Work to do:
Copy down the rows from the line with "what elements are in" up to and including the line with "- slider-track[interactable]: [627, 237, 765, 246]", unchanged, leaving out the pictures.

-- Start of Provided records --

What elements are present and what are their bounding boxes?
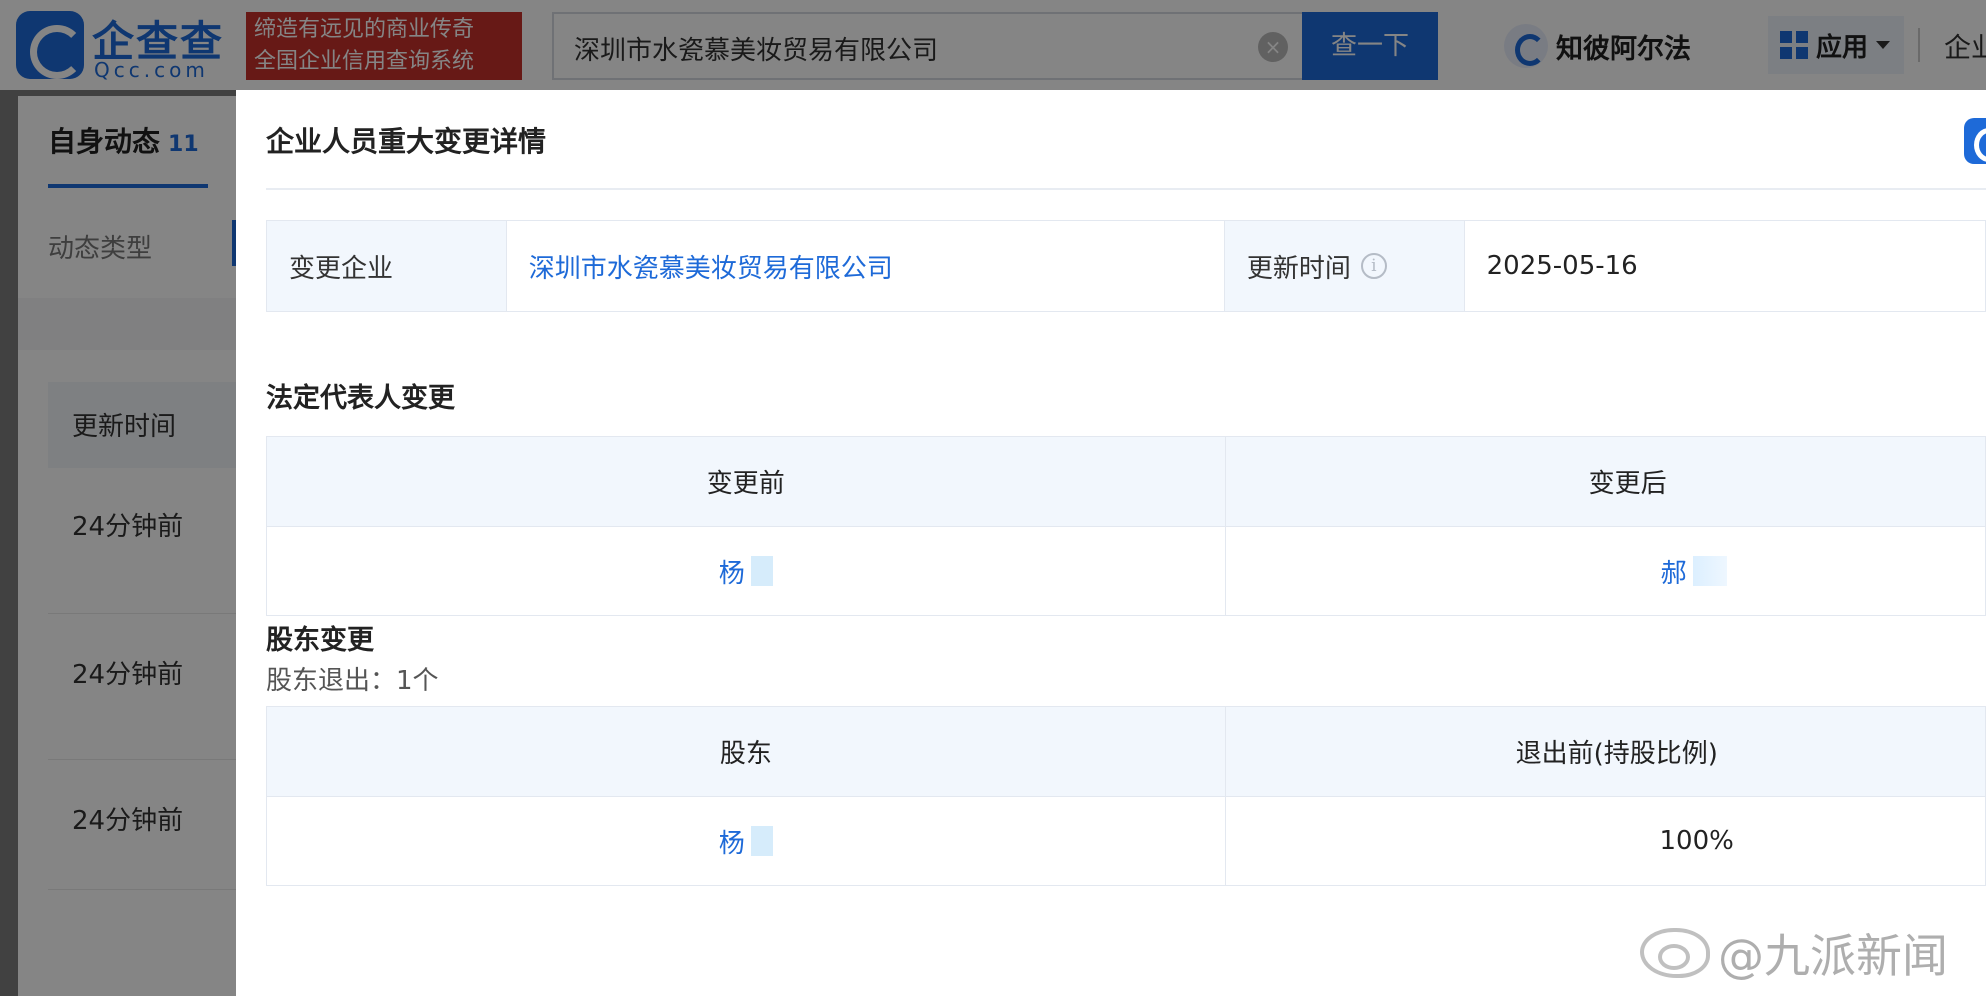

-- End of Provided records --
-- Start of Provided records --

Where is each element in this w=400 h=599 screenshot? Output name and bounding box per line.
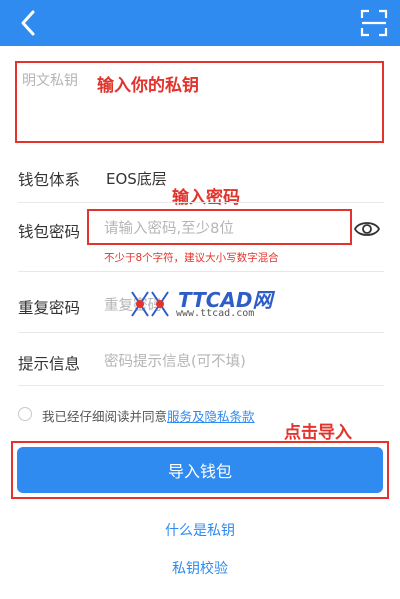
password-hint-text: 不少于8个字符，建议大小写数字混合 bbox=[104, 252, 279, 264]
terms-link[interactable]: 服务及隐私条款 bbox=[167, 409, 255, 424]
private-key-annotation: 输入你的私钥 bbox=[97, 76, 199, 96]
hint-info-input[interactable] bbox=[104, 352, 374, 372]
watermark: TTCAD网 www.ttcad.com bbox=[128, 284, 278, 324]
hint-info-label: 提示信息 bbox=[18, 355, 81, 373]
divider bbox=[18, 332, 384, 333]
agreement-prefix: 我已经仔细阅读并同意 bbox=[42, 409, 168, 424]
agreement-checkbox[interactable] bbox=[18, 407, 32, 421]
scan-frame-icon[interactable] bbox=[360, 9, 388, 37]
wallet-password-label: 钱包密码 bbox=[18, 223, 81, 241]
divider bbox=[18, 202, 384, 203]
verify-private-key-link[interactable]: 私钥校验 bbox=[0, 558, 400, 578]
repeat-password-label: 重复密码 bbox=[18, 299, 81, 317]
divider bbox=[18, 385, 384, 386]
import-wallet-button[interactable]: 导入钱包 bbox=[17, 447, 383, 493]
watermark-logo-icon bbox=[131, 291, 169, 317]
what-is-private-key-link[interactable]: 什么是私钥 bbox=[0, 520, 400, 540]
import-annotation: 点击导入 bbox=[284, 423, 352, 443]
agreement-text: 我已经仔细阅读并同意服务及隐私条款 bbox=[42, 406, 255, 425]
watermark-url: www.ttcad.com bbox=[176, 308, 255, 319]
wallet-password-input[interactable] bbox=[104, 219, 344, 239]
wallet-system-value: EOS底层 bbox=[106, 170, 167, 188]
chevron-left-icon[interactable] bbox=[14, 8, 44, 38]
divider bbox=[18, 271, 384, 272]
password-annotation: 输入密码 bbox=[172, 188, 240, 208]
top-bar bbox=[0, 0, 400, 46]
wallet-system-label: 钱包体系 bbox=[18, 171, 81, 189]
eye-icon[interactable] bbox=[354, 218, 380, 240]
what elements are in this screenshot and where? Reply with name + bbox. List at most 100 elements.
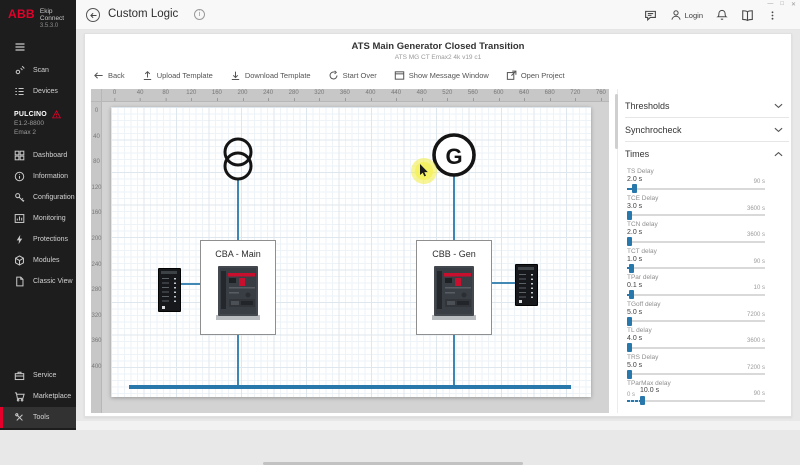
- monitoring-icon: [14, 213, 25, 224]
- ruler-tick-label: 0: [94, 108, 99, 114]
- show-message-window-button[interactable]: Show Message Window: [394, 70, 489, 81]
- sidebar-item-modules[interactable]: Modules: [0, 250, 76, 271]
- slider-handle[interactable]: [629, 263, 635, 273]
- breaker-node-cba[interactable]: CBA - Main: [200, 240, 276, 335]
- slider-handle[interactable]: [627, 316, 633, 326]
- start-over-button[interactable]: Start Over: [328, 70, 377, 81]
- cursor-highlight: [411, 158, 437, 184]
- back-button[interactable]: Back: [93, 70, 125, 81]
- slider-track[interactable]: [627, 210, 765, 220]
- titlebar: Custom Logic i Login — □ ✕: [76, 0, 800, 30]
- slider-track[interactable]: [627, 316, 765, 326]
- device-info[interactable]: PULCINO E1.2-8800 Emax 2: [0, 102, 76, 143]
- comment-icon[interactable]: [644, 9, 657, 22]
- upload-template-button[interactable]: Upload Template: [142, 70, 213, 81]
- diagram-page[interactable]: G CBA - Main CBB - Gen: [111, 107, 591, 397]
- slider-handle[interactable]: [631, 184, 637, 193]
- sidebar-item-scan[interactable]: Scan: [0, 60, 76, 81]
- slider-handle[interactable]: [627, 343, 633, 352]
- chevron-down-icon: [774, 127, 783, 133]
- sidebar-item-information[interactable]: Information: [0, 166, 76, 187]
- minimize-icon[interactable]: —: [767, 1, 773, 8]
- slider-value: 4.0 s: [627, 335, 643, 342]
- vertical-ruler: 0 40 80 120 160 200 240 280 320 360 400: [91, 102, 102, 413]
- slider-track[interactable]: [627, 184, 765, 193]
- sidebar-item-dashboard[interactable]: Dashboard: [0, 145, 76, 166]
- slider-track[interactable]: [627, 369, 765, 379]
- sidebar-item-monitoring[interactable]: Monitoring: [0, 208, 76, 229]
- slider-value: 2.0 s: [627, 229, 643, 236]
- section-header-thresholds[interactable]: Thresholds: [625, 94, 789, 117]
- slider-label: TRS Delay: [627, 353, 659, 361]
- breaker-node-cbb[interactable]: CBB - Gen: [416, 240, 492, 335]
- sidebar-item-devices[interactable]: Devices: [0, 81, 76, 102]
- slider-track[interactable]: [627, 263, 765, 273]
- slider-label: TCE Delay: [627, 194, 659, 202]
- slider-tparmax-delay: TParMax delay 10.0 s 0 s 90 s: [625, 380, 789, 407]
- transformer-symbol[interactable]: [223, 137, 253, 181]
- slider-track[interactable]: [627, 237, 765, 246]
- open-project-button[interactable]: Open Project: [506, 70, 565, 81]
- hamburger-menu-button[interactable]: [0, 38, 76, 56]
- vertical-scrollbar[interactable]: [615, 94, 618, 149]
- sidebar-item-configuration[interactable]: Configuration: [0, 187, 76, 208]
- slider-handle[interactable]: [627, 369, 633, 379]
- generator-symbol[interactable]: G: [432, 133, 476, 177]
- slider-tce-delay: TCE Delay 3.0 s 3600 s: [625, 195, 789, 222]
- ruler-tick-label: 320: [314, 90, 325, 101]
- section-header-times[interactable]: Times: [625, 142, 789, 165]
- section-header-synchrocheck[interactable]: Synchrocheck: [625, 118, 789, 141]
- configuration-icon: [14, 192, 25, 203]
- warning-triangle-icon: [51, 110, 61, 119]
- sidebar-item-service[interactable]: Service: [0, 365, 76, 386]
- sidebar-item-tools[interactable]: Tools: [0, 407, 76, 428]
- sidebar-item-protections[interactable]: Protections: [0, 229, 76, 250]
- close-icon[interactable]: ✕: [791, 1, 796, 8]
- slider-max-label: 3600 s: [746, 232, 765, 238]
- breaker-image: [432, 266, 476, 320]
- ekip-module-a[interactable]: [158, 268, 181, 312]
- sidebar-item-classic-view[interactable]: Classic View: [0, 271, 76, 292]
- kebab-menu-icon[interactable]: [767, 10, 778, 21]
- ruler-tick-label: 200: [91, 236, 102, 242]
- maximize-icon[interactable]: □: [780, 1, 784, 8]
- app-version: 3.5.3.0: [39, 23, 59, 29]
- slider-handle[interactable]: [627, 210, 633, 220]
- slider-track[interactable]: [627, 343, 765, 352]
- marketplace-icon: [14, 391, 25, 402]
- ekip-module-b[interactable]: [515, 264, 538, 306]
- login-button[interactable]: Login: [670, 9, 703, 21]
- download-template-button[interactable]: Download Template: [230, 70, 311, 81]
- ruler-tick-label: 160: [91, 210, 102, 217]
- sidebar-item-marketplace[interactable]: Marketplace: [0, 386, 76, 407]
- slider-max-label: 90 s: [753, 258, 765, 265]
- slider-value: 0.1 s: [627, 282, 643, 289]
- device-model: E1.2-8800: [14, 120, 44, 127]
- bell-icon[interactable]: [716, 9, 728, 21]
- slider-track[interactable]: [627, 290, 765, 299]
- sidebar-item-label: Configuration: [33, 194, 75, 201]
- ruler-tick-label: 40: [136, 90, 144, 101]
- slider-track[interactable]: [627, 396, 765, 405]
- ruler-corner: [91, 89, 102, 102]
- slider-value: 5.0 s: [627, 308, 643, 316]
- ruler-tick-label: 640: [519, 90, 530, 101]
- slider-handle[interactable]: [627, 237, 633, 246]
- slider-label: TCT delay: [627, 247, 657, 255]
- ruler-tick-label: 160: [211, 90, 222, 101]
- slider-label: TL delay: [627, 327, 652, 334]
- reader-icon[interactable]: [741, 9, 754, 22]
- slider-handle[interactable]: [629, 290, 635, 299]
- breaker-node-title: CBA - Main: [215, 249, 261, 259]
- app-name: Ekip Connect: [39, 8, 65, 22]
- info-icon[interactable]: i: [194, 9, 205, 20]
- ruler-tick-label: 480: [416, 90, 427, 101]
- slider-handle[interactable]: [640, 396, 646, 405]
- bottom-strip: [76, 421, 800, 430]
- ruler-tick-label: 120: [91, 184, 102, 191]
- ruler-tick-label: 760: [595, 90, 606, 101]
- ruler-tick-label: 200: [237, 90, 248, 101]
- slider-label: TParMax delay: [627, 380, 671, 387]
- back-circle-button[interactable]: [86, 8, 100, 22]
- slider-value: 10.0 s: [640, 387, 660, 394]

-- End of Provided records --
-- Start of Provided records --

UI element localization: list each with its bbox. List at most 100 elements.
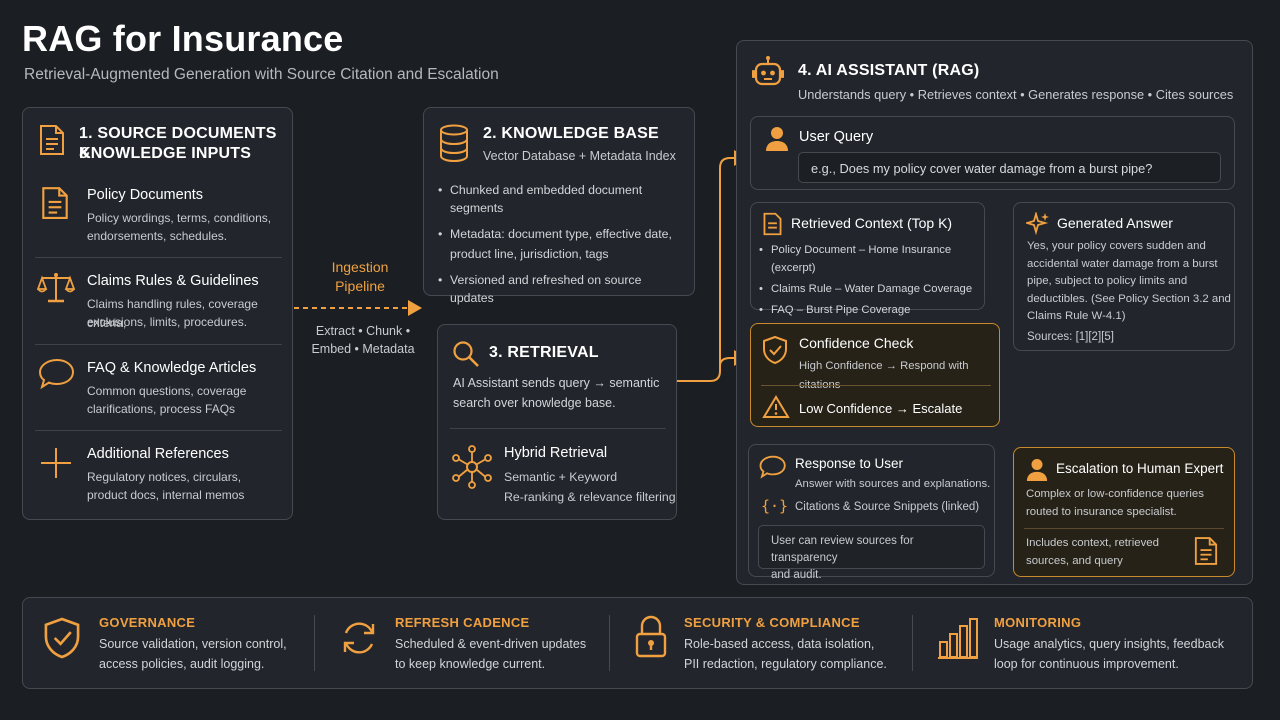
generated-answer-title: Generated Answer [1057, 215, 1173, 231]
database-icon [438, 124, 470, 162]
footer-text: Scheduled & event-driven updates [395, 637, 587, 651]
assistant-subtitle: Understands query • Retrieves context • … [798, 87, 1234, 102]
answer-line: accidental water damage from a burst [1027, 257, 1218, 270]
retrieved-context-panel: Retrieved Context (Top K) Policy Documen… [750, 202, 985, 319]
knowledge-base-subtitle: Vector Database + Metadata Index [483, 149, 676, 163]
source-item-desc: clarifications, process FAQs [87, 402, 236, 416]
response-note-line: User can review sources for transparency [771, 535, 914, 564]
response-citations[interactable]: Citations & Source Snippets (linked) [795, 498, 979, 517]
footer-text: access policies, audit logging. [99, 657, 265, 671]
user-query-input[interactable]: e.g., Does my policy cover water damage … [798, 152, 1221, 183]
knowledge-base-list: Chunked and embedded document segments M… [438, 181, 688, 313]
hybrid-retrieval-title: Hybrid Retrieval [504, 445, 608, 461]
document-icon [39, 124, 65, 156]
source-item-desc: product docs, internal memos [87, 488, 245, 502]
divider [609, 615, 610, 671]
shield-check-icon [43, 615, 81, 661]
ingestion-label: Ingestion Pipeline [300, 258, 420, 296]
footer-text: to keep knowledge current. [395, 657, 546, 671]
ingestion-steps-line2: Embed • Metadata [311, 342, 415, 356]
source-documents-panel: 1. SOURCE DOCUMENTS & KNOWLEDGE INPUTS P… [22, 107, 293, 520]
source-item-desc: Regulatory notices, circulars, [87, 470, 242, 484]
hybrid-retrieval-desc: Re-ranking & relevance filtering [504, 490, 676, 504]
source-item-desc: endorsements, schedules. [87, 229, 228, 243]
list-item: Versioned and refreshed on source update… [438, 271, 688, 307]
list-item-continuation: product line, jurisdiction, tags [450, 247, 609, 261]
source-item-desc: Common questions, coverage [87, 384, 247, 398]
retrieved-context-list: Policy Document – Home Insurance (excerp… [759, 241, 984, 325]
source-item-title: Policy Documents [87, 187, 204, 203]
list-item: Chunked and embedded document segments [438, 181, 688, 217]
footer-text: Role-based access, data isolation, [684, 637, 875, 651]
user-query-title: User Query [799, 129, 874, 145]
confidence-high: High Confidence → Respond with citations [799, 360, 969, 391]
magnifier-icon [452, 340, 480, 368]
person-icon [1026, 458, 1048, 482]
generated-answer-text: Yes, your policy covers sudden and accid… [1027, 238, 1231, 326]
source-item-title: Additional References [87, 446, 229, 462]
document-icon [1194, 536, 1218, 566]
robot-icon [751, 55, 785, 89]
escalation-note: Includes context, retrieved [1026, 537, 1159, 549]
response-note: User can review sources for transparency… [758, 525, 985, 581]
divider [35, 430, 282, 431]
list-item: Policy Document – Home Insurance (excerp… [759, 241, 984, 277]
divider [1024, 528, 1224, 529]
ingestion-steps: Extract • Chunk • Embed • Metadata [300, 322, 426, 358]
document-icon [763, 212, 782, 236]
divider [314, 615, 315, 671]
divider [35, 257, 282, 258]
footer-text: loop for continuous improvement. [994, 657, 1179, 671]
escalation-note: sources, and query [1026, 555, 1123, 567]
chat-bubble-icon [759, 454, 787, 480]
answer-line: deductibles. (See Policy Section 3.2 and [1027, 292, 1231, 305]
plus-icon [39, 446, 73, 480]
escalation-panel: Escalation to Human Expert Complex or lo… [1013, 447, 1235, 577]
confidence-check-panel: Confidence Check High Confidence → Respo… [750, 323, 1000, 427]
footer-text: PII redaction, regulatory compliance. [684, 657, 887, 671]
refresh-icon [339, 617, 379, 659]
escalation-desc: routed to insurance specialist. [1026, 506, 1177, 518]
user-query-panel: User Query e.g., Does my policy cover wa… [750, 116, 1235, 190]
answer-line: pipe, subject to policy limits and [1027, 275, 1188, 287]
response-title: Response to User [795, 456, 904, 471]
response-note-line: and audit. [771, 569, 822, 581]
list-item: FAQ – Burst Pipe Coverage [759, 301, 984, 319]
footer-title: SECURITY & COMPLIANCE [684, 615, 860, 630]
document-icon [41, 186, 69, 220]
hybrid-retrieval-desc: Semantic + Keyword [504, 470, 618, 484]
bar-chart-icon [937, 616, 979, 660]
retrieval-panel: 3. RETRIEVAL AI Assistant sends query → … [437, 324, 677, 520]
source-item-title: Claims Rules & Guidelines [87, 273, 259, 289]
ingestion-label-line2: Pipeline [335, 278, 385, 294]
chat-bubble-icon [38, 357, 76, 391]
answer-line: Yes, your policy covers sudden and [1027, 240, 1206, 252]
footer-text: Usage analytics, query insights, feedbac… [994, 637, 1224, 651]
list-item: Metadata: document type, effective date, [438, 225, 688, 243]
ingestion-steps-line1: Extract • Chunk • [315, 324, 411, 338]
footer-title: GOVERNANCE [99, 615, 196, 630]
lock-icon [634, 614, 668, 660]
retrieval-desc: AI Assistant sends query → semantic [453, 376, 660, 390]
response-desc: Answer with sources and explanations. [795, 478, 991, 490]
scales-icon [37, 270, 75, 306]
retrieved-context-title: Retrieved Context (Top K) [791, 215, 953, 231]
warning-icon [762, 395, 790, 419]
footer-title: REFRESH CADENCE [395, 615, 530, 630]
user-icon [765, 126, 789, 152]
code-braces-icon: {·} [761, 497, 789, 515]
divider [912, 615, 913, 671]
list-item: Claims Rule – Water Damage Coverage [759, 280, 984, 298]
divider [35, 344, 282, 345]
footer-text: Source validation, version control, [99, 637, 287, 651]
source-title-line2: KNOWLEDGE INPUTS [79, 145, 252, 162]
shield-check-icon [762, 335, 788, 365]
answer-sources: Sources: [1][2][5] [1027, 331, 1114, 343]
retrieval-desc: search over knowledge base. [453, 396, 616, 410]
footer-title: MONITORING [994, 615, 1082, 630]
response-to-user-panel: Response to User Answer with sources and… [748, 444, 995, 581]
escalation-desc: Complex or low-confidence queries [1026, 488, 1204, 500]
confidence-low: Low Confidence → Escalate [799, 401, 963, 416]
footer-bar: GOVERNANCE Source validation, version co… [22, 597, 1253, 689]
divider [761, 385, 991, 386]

-- End of Provided records --

Output below:
what elements are in this screenshot and where? Reply with name + bbox. List at most 100 elements.
- monitoring-icon: [14, 213, 25, 224]
- ruler-tick-label: 0: [94, 108, 99, 114]
- show-message-window-button[interactable]: Show Message Window: [394, 70, 489, 81]
- sidebar-item-modules[interactable]: Modules: [0, 250, 76, 271]
- slider-handle[interactable]: [629, 263, 635, 273]
- breaker-node-cba[interactable]: CBA - Main: [200, 240, 276, 335]
- slider-handle[interactable]: [627, 316, 633, 326]
- start-over-button[interactable]: Start Over: [328, 70, 377, 81]
- cursor-highlight: [411, 158, 437, 184]
- back-button[interactable]: Back: [93, 70, 125, 81]
- slider-track[interactable]: [627, 210, 765, 220]
- titlebar: Custom Logic i Login — □ ✕: [76, 0, 800, 30]
- slider-track[interactable]: [627, 316, 765, 326]
- device-info[interactable]: PULCINO E1.2-8800 Emax 2: [0, 102, 76, 143]
- comment-icon[interactable]: [644, 9, 657, 22]
- upload-template-button[interactable]: Upload Template: [142, 70, 213, 81]
- diagram-page[interactable]: G CBA - Main CBB - Gen: [111, 107, 591, 397]
- slider-handle[interactable]: [631, 184, 637, 193]
- sidebar-item-scan[interactable]: Scan: [0, 60, 76, 81]
- slider-handle[interactable]: [627, 343, 633, 352]
- chevron-down-icon: [774, 127, 783, 133]
- sidebar-item-information[interactable]: Information: [0, 166, 76, 187]
- minimize-icon[interactable]: —: [767, 1, 773, 8]
- slider-value: 4.0 s: [627, 335, 643, 342]
- vertical-ruler: 0 40 80 120 160 200 240 280 320 360 400: [91, 102, 102, 413]
- slider-track[interactable]: [627, 184, 765, 193]
- sidebar-item-dashboard[interactable]: Dashboard: [0, 145, 76, 166]
- slider-track[interactable]: [627, 369, 765, 379]
- sidebar-item-monitoring[interactable]: Monitoring: [0, 208, 76, 229]
- slider-value: 2.0 s: [627, 229, 643, 236]
- section-header-thresholds[interactable]: Thresholds: [625, 94, 789, 117]
- slider-label: TRS Delay: [627, 353, 659, 361]
- breaker-node-cbb[interactable]: CBB - Gen: [416, 240, 492, 335]
- sidebar-item-devices[interactable]: Devices: [0, 81, 76, 102]
- slider-track[interactable]: [627, 263, 765, 273]
- slider-label: TCE Delay: [627, 194, 659, 202]
- slider-tparmax-delay: TParMax delay 10.0 s 0 s 90 s: [625, 380, 789, 407]
- transformer-symbol[interactable]: [223, 137, 253, 181]
- slider-track[interactable]: [627, 237, 765, 246]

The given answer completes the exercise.